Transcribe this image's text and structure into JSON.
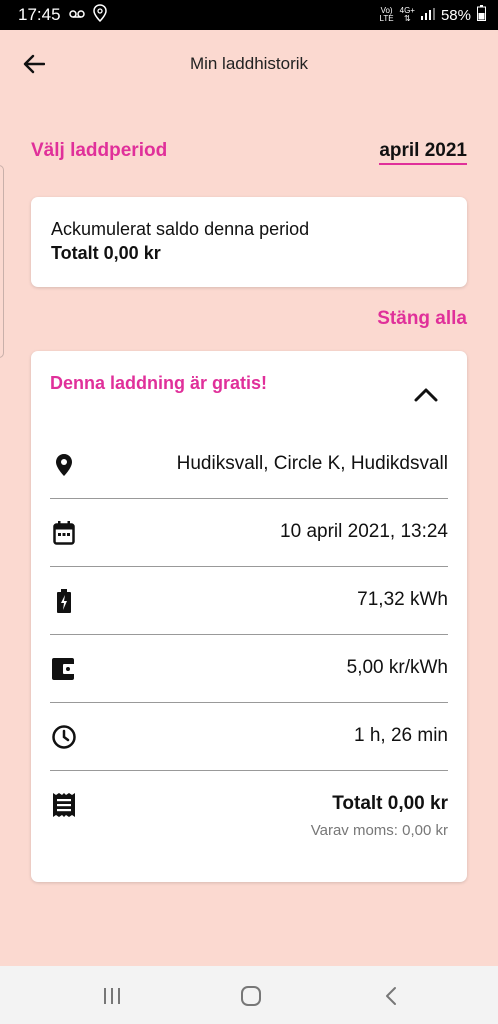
{
  "status_bar": {
    "time": "17:45",
    "network_top": "Vo)",
    "network_bottom": "LTE",
    "signal_top": "4G+",
    "battery_percent": "58%"
  },
  "header": {
    "title": "Min laddhistorik",
    "back_icon": "arrow-left-icon"
  },
  "period": {
    "label": "Välj laddperiod",
    "value": "april 2021"
  },
  "saldo": {
    "title": "Ackumulerat saldo denna period",
    "total": "Totalt 0,00 kr"
  },
  "close_all_label": "Stäng alla",
  "session": {
    "status": "Denna laddning är gratis!",
    "location": "Hudiksvall, Circle K, Hudikdsvall",
    "datetime": "10 april 2021, 13:24",
    "energy": "71,32 kWh",
    "price": "5,00 kr/kWh",
    "duration": "1 h, 26 min",
    "total": "Totalt 0,00 kr",
    "vat": "Varav moms: 0,00 kr"
  },
  "colors": {
    "background": "#fbd9d0",
    "accent": "#e0309a",
    "card": "#ffffff"
  }
}
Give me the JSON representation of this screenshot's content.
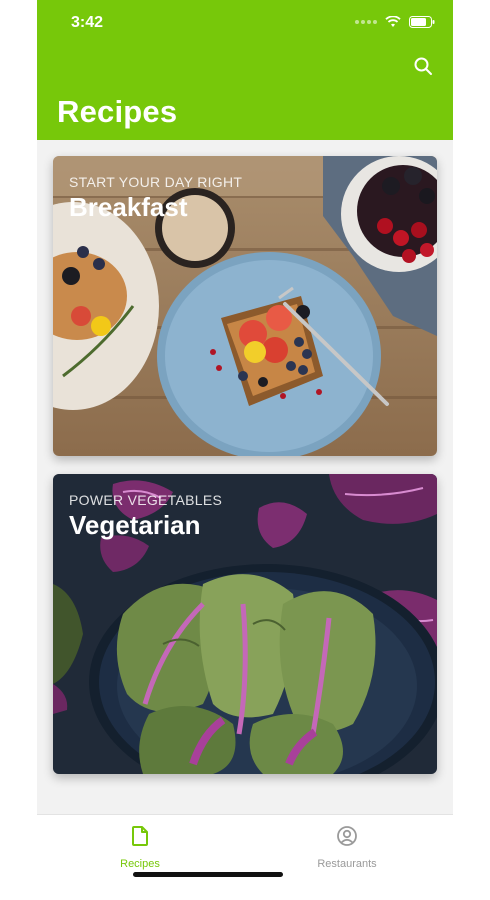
{
  "status_bar": {
    "time": "3:42"
  },
  "header": {
    "title": "Recipes",
    "search_icon": "search-icon"
  },
  "cards": [
    {
      "subtitle": "START YOUR DAY RIGHT",
      "title": "Breakfast"
    },
    {
      "subtitle": "POWER VEGETABLES",
      "title": "Vegetarian"
    }
  ],
  "tabs": [
    {
      "label": "Recipes",
      "icon": "document-icon",
      "active": true
    },
    {
      "label": "Restaurants",
      "icon": "person-circle-icon",
      "active": false
    }
  ],
  "colors": {
    "accent": "#77c80a",
    "inactive_tab": "#9a9a9a",
    "background": "#f2f2f2"
  }
}
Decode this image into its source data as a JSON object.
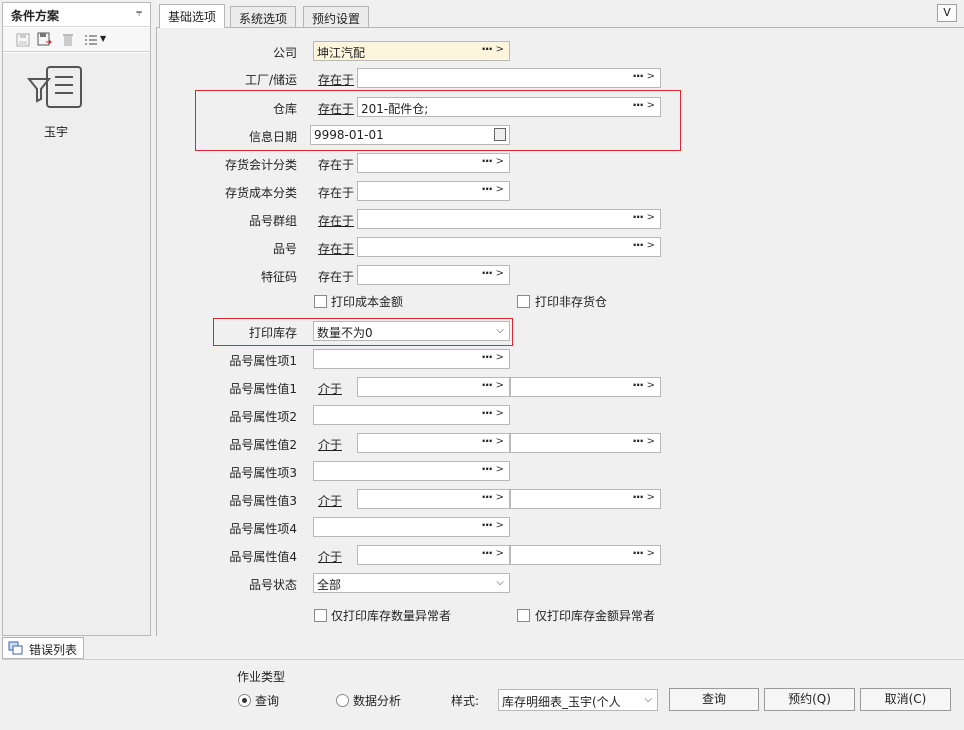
{
  "left_panel": {
    "title": "条件方案",
    "pin": "ᵖ",
    "scheme_label": "玉宇"
  },
  "tabs": [
    "基础选项",
    "系统选项",
    "预约设置"
  ],
  "v_button": "V",
  "fields": {
    "company": {
      "label": "公司",
      "value": "坤江汽配"
    },
    "factory": {
      "label": "工厂/储运",
      "op": "存在于",
      "value": ""
    },
    "warehouse": {
      "label": "仓库",
      "op": "存在于",
      "value": "201-配件仓;"
    },
    "info_date": {
      "label": "信息日期",
      "value": "9998-01-01"
    },
    "inv_acct_cat": {
      "label": "存货会计分类",
      "op": "存在于",
      "value": ""
    },
    "inv_cost_cat": {
      "label": "存货成本分类",
      "op": "存在于",
      "value": ""
    },
    "part_group": {
      "label": "品号群组",
      "op": "存在于",
      "value": ""
    },
    "part_no": {
      "label": "品号",
      "op": "存在于",
      "value": ""
    },
    "feature_code": {
      "label": "特征码",
      "op": "存在于",
      "value": ""
    },
    "print_stock": {
      "label": "打印库存",
      "value": "数量不为0"
    },
    "attr_item1": {
      "label": "品号属性项1"
    },
    "attr_val1": {
      "label": "品号属性值1",
      "op": "介于"
    },
    "attr_item2": {
      "label": "品号属性项2"
    },
    "attr_val2": {
      "label": "品号属性值2",
      "op": "介于"
    },
    "attr_item3": {
      "label": "品号属性项3"
    },
    "attr_val3": {
      "label": "品号属性值3",
      "op": "介于"
    },
    "attr_item4": {
      "label": "品号属性项4"
    },
    "attr_val4": {
      "label": "品号属性值4",
      "op": "介于"
    },
    "part_status": {
      "label": "品号状态",
      "value": "全部"
    }
  },
  "checkboxes": {
    "print_cost_amount": "打印成本金额",
    "print_non_stock_wh": "打印非存货仓",
    "print_qty_abnormal": "仅打印库存数量异常者",
    "print_amt_abnormal": "仅打印库存金额异常者"
  },
  "error_tab": "错误列表",
  "bottom": {
    "job_type_label": "作业类型",
    "radio_query": "查询",
    "radio_analysis": "数据分析",
    "style_label": "样式:",
    "style_value": "库存明细表_玉宇(个人",
    "query_button": "查询",
    "reserve_button": "预约(Q)",
    "cancel_button": "取消(C)"
  }
}
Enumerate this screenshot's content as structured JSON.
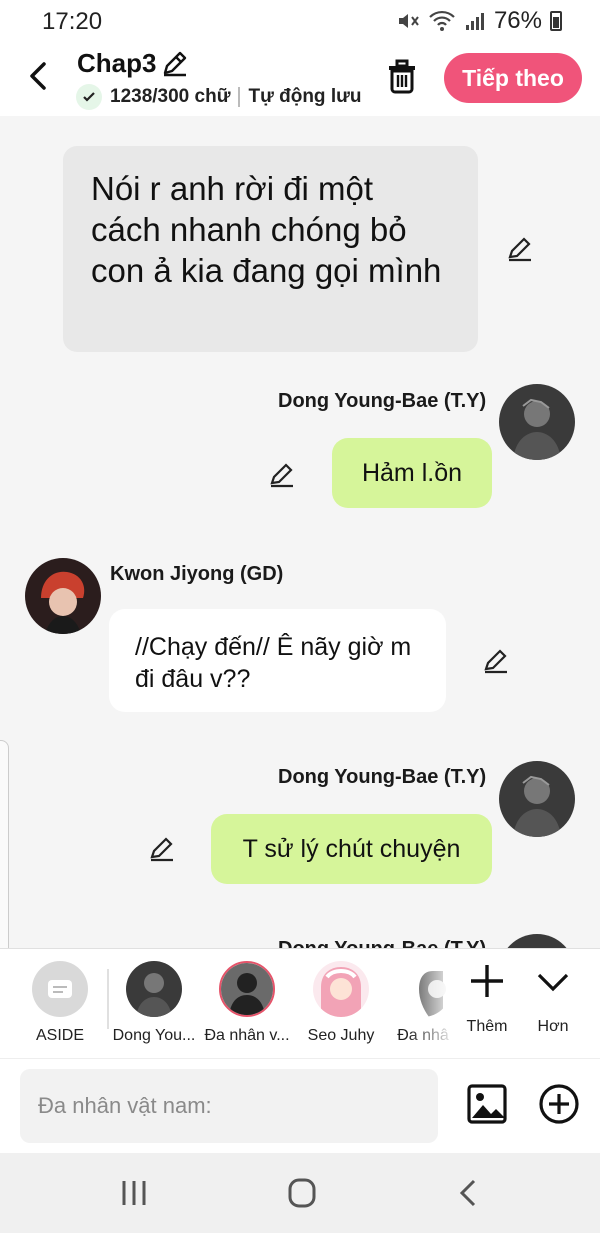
{
  "status_bar": {
    "time": "17:20",
    "battery": "76%"
  },
  "header": {
    "title": "Chap3",
    "word_count": "1238/300 chữ",
    "autosave": "Tự động lưu",
    "next_label": "Tiếp theo",
    "accent_color": "#f0547a"
  },
  "messages": [
    {
      "type": "narration",
      "text": "Nói r anh rời đi một cách nhanh chóng bỏ con ả kia đang gọi mình"
    },
    {
      "type": "right",
      "speaker": "Dong Young-Bae (T.Y)",
      "text": "Hảm l.ồn"
    },
    {
      "type": "left",
      "speaker": "Kwon Jiyong (GD)",
      "text": "//Chạy đến// Ê nãy giờ m đi đâu v??"
    },
    {
      "type": "right",
      "speaker": "Dong Young-Bae (T.Y)",
      "text": "T sử lý chút chuyện"
    },
    {
      "type": "right",
      "speaker": "Dong Young-Bae (T.Y)",
      "text": ""
    }
  ],
  "characters": [
    {
      "label": "ASIDE"
    },
    {
      "label": "Dong You..."
    },
    {
      "label": "Đa nhân v..."
    },
    {
      "label": "Seo Juhy"
    },
    {
      "label": "Đa nhâ"
    }
  ],
  "actions": {
    "add_label": "Thêm",
    "more_label": "Hơn"
  },
  "composer": {
    "placeholder": "Đa nhân vật nam:"
  },
  "icons": [
    "mute-icon",
    "wifi-icon",
    "signal-icon",
    "battery-icon",
    "back-icon",
    "pencil-icon",
    "check-icon",
    "trash-icon",
    "image-icon",
    "add-circle-icon",
    "recents-icon",
    "home-icon",
    "nav-back-icon"
  ]
}
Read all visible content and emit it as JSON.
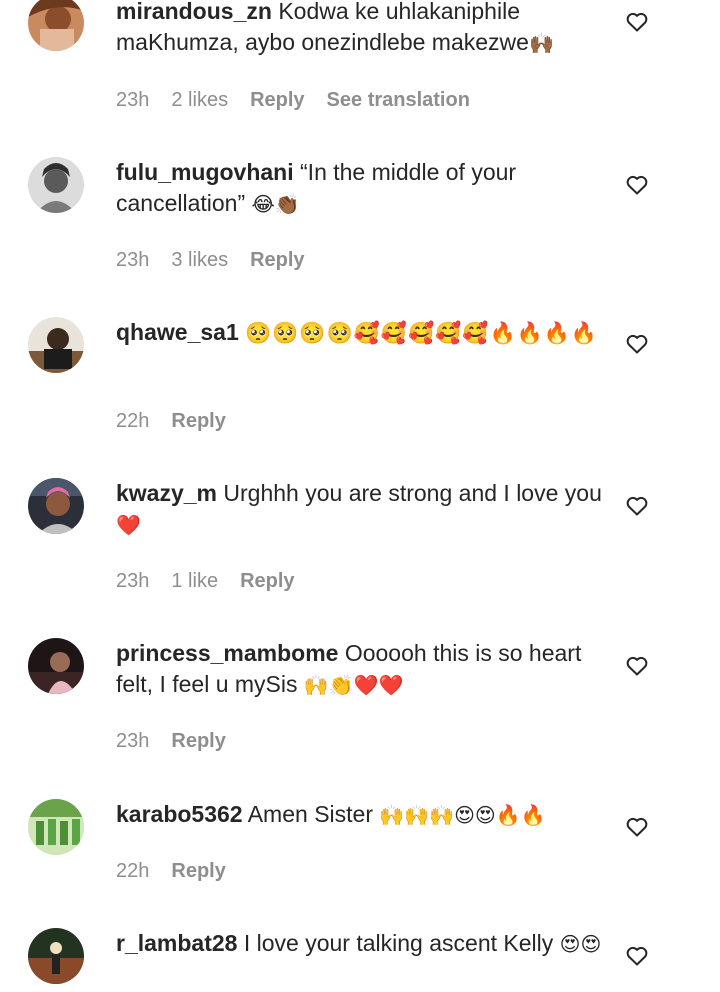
{
  "comments": [
    {
      "username": "mirandous_zn",
      "text": "Kodwa ke uhlakaniphile maKhumza, aybo onezindlebe makezwe",
      "emoji": "🙌🏾",
      "time": "23h",
      "likes": "2 likes",
      "reply": "Reply",
      "translate": "See translation"
    },
    {
      "username": "fulu_mugovhani",
      "text": "“In the middle of your cancellation”",
      "emoji": "😂👏🏾",
      "time": "23h",
      "likes": "3 likes",
      "reply": "Reply"
    },
    {
      "username": "qhawe_sa1",
      "text": "",
      "emoji": "🥺🥺🥺🥺🥰🥰🥰🥰🥰🔥🔥🔥🔥",
      "time": "22h",
      "reply": "Reply"
    },
    {
      "username": "kwazy_m",
      "text": "Urghhh you are strong and I love you",
      "emoji": "❤️",
      "time": "23h",
      "likes": "1 like",
      "reply": "Reply"
    },
    {
      "username": "princess_mambome",
      "text": "Oooooh this is so heart felt, I feel u mySis",
      "emoji": "🙌👏❤️❤️",
      "time": "23h",
      "reply": "Reply"
    },
    {
      "username": "karabo5362",
      "text": "Amen Sister",
      "emoji": "🙌🙌🙌😍😍🔥🔥",
      "time": "22h",
      "reply": "Reply"
    },
    {
      "username": "r_lambat28",
      "text": "I love your talking ascent Kelly",
      "emoji": "😍😍",
      "time": "",
      "reply": ""
    }
  ],
  "icons": {
    "like": "heart-outline-icon"
  },
  "colors": {
    "text": "#262626",
    "meta": "#8e8e8e",
    "background": "#ffffff"
  }
}
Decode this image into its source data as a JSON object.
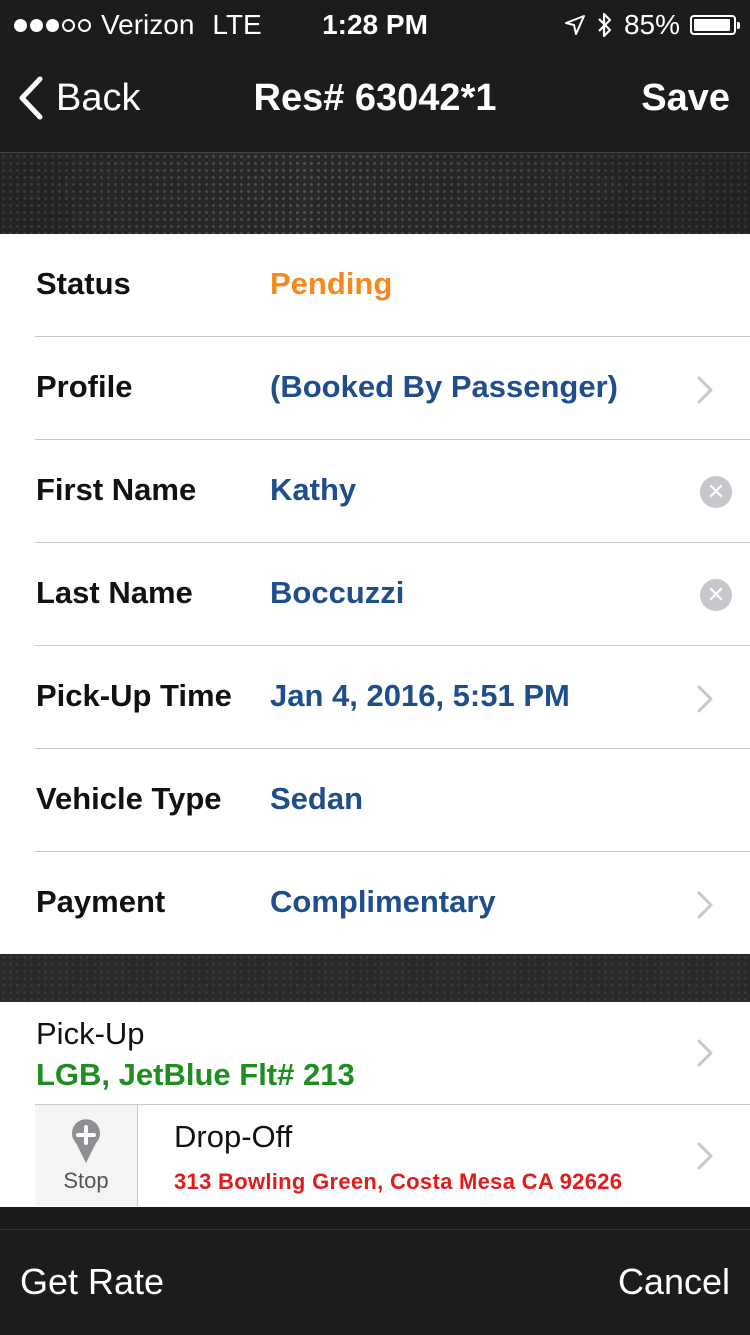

** EXERCISE **
Transcribe all the lines above exactly, apart from the pictures.

** OUTPUT OF THE TASK **
Transcribe this image's text and structure into JSON.
{
  "status_bar": {
    "time": "17:45",
    "network_top": "Vo)",
    "network_bottom": "LTE",
    "signal_top": "4G+",
    "battery_percent": "58%"
  },
  "header": {
    "title": "Min laddhistorik",
    "back_icon": "arrow-left-icon"
  },
  "period": {
    "label": "Välj laddperiod",
    "value": "april 2021"
  },
  "saldo": {
    "title": "Ackumulerat saldo denna period",
    "total": "Totalt 0,00 kr"
  },
  "close_all_label": "Stäng alla",
  "session": {
    "status": "Denna laddning är gratis!",
    "location": "Hudiksvall, Circle K, Hudikdsvall",
    "datetime": "10 april 2021, 13:24",
    "energy": "71,32 kWh",
    "price": "5,00 kr/kWh",
    "duration": "1 h, 26 min",
    "total": "Totalt 0,00 kr",
    "vat": "Varav moms: 0,00 kr"
  },
  "colors": {
    "background": "#fbd9d0",
    "accent": "#e0309a",
    "card": "#ffffff"
  }
}
Give me the JSON representation of this screenshot's content.
{
  "status_bar": {
    "time": "3:42"
  },
  "header": {
    "title": "Recipes",
    "search_icon": "search-icon"
  },
  "cards": [
    {
      "subtitle": "START YOUR DAY RIGHT",
      "title": "Breakfast"
    },
    {
      "subtitle": "POWER VEGETABLES",
      "title": "Vegetarian"
    }
  ],
  "tabs": [
    {
      "label": "Recipes",
      "icon": "document-icon",
      "active": true
    },
    {
      "label": "Restaurants",
      "icon": "person-circle-icon",
      "active": false
    }
  ],
  "colors": {
    "accent": "#77c80a",
    "inactive_tab": "#9a9a9a",
    "background": "#f2f2f2"
  }
}
Decode this image into its source data as a JSON object.
{
  "left_panel": {
    "title": "条件方案",
    "pin": "ᵖ",
    "scheme_label": "玉宇"
  },
  "tabs": [
    "基础选项",
    "系统选项",
    "预约设置"
  ],
  "v_button": "V",
  "fields": {
    "company": {
      "label": "公司",
      "value": "坤江汽配"
    },
    "factory": {
      "label": "工厂/储运",
      "op": "存在于",
      "value": ""
    },
    "warehouse": {
      "label": "仓库",
      "op": "存在于",
      "value": "201-配件仓;"
    },
    "info_date": {
      "label": "信息日期",
      "value": "9998-01-01"
    },
    "inv_acct_cat": {
      "label": "存货会计分类",
      "op": "存在于",
      "value": ""
    },
    "inv_cost_cat": {
      "label": "存货成本分类",
      "op": "存在于",
      "value": ""
    },
    "part_group": {
      "label": "品号群组",
      "op": "存在于",
      "value": ""
    },
    "part_no": {
      "label": "品号",
      "op": "存在于",
      "value": ""
    },
    "feature_code": {
      "label": "特征码",
      "op": "存在于",
      "value": ""
    },
    "print_stock": {
      "label": "打印库存",
      "value": "数量不为0"
    },
    "attr_item1": {
      "label": "品号属性项1"
    },
    "attr_val1": {
      "label": "品号属性值1",
      "op": "介于"
    },
    "attr_item2": {
      "label": "品号属性项2"
    },
    "attr_val2": {
      "label": "品号属性值2",
      "op": "介于"
    },
    "attr_item3": {
      "label": "品号属性项3"
    },
    "attr_val3": {
      "label": "品号属性值3",
      "op": "介于"
    },
    "attr_item4": {
      "label": "品号属性项4"
    },
    "attr_val4": {
      "label": "品号属性值4",
      "op": "介于"
    },
    "part_status": {
      "label": "品号状态",
      "value": "全部"
    }
  },
  "checkboxes": {
    "print_cost_amount": "打印成本金额",
    "print_non_stock_wh": "打印非存货仓",
    "print_qty_abnormal": "仅打印库存数量异常者",
    "print_amt_abnormal": "仅打印库存金额异常者"
  },
  "error_tab": "错误列表",
  "bottom": {
    "job_type_label": "作业类型",
    "radio_query": "查询",
    "radio_analysis": "数据分析",
    "style_label": "样式:",
    "style_value": "库存明细表_玉宇(个人",
    "query_button": "查询",
    "reserve_button": "预约(Q)",
    "cancel_button": "取消(C)"
  }
}
Enumerate this screenshot's content as structured JSON.
{
  "status_bar": {
    "time": "17:20",
    "battery": "76%"
  },
  "header": {
    "title": "Chap3",
    "word_count": "1238/300 chữ",
    "autosave": "Tự động lưu",
    "next_label": "Tiếp theo",
    "accent_color": "#f0547a"
  },
  "messages": [
    {
      "type": "narration",
      "text": "Nói r anh rời đi một cách nhanh chóng bỏ con ả kia đang gọi mình"
    },
    {
      "type": "right",
      "speaker": "Dong Young-Bae (T.Y)",
      "text": "Hảm l.ồn"
    },
    {
      "type": "left",
      "speaker": "Kwon Jiyong (GD)",
      "text": "//Chạy đến// Ê nãy giờ m đi đâu v??"
    },
    {
      "type": "right",
      "speaker": "Dong Young-Bae (T.Y)",
      "text": "T sử lý chút chuyện"
    },
    {
      "type": "right",
      "speaker": "Dong Young-Bae (T.Y)",
      "text": ""
    }
  ],
  "characters": [
    {
      "label": "ASIDE"
    },
    {
      "label": "Dong You..."
    },
    {
      "label": "Đa nhân v..."
    },
    {
      "label": "Seo Juhy"
    },
    {
      "label": "Đa nhâ"
    }
  ],
  "actions": {
    "add_label": "Thêm",
    "more_label": "Hơn"
  },
  "composer": {
    "placeholder": "Đa nhân vật nam:"
  },
  "icons": [
    "mute-icon",
    "wifi-icon",
    "signal-icon",
    "battery-icon",
    "back-icon",
    "pencil-icon",
    "check-icon",
    "trash-icon",
    "image-icon",
    "add-circle-icon",
    "recents-icon",
    "home-icon",
    "nav-back-icon"
  ]
}
Read all visible content and emit it as JSON.
{
  "comments": [
    {
      "username": "mirandous_zn",
      "text": "Kodwa ke uhlakaniphile maKhumza, aybo onezindlebe makezwe",
      "emoji": "🙌🏾",
      "time": "23h",
      "likes": "2 likes",
      "reply": "Reply",
      "translate": "See translation"
    },
    {
      "username": "fulu_mugovhani",
      "text": "“In the middle of your cancellation”",
      "emoji": "😂👏🏾",
      "time": "23h",
      "likes": "3 likes",
      "reply": "Reply"
    },
    {
      "username": "qhawe_sa1",
      "text": "",
      "emoji": "🥺🥺🥺🥺🥰🥰🥰🥰🥰🔥🔥🔥🔥",
      "time": "22h",
      "reply": "Reply"
    },
    {
      "username": "kwazy_m",
      "text": "Urghhh you are strong and I love you",
      "emoji": "❤️",
      "time": "23h",
      "likes": "1 like",
      "reply": "Reply"
    },
    {
      "username": "princess_mambome",
      "text": "Oooooh this is so heart felt, I feel u mySis",
      "emoji": "🙌👏❤️❤️",
      "time": "23h",
      "reply": "Reply"
    },
    {
      "username": "karabo5362",
      "text": "Amen Sister",
      "emoji": "🙌🙌🙌😍😍🔥🔥",
      "time": "22h",
      "reply": "Reply"
    },
    {
      "username": "r_lambat28",
      "text": "I love your talking ascent Kelly",
      "emoji": "😍😍",
      "time": "",
      "reply": ""
    }
  ],
  "icons": {
    "like": "heart-outline-icon"
  },
  "colors": {
    "text": "#262626",
    "meta": "#8e8e8e",
    "background": "#ffffff"
  }
}
Decode this image into its source data as a JSON object.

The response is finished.